### Problem requirements
Narrow the data below down to the lines containing "name".

### Data section
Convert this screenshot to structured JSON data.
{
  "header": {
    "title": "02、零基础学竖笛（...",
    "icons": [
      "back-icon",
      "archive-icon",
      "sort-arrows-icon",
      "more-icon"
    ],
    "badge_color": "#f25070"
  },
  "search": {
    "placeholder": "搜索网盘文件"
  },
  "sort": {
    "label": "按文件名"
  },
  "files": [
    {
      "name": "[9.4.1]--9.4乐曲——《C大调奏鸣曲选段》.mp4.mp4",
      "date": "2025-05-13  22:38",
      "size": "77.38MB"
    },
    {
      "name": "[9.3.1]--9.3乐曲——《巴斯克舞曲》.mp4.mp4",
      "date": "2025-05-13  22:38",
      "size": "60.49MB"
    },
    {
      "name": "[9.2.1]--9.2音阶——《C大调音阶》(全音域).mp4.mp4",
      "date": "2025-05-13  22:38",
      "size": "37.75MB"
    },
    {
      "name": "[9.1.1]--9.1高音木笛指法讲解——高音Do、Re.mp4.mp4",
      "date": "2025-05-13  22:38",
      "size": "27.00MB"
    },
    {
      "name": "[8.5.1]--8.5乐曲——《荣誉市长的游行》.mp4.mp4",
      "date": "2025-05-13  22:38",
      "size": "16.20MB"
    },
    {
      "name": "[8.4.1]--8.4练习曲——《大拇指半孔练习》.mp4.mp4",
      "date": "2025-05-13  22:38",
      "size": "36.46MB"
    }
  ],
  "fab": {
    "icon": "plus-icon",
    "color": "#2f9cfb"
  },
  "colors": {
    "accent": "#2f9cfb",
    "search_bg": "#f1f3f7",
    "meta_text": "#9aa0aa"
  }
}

### Written solution
      "name": "[9.4.1]--9.4乐曲——《C大调奏鸣曲选段》.mp4.mp4",
      "name": "[9.3.1]--9.3乐曲——《巴斯克舞曲》.mp4.mp4",
      "name": "[9.2.1]--9.2音阶——《C大调音阶》(全音域).mp4.mp4",
      "name": "[9.1.1]--9.1高音木笛指法讲解——高音Do、Re.mp4.mp4",
      "name": "[8.5.1]--8.5乐曲——《荣誉市长的游行》.mp4.mp4",
      "name": "[8.4.1]--8.4练习曲——《大拇指半孔练习》.mp4.mp4",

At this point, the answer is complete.